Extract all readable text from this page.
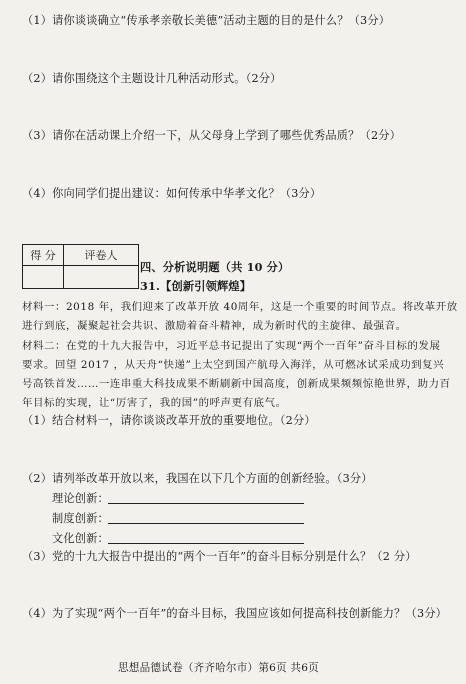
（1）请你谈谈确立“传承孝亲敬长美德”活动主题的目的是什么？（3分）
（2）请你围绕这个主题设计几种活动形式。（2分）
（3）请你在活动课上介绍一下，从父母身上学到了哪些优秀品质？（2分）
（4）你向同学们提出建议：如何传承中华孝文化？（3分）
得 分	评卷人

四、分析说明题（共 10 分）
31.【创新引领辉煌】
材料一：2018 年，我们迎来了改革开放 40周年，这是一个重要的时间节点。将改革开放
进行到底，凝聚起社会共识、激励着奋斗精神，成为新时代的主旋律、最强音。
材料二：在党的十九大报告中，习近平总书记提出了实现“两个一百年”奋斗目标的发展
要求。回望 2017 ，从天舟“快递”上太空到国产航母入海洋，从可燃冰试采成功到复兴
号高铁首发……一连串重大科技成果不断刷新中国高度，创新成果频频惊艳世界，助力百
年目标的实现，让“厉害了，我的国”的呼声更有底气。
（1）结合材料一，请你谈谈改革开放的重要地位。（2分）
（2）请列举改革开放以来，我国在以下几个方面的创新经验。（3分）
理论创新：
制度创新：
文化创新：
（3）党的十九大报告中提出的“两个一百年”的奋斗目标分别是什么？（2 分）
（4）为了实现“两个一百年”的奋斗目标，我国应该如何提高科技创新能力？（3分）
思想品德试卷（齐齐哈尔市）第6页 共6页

----------

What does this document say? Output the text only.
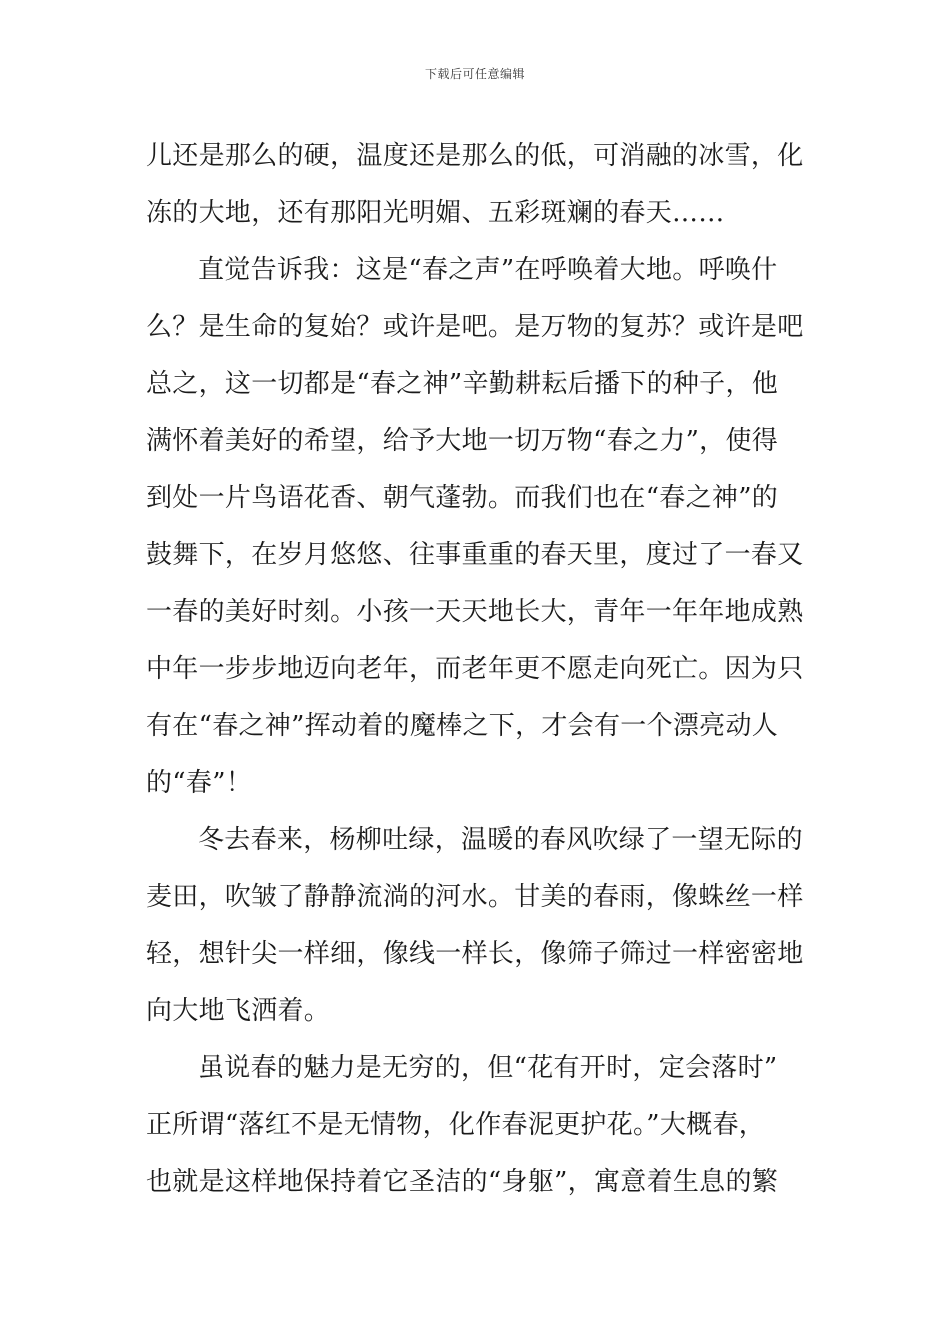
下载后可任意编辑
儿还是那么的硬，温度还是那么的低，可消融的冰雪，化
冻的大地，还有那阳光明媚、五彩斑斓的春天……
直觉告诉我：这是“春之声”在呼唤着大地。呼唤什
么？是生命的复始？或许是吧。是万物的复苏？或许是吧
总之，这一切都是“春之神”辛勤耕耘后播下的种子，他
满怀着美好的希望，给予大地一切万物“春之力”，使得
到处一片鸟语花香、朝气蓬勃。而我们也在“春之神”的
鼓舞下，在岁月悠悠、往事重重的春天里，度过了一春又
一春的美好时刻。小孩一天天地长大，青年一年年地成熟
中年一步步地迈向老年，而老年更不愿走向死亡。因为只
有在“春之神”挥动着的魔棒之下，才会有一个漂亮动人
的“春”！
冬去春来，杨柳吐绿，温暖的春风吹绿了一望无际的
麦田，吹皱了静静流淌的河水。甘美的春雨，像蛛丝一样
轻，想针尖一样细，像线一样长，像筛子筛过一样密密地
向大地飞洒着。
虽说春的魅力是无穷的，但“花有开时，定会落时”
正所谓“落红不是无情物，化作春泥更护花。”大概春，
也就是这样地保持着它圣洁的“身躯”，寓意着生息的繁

----------

▶ **What is required**
Within the listing above, find every line containing the string "text" and return it.

▶ **Problem solution**
Extract all readable text from this page.
What does this document say? Output the text only.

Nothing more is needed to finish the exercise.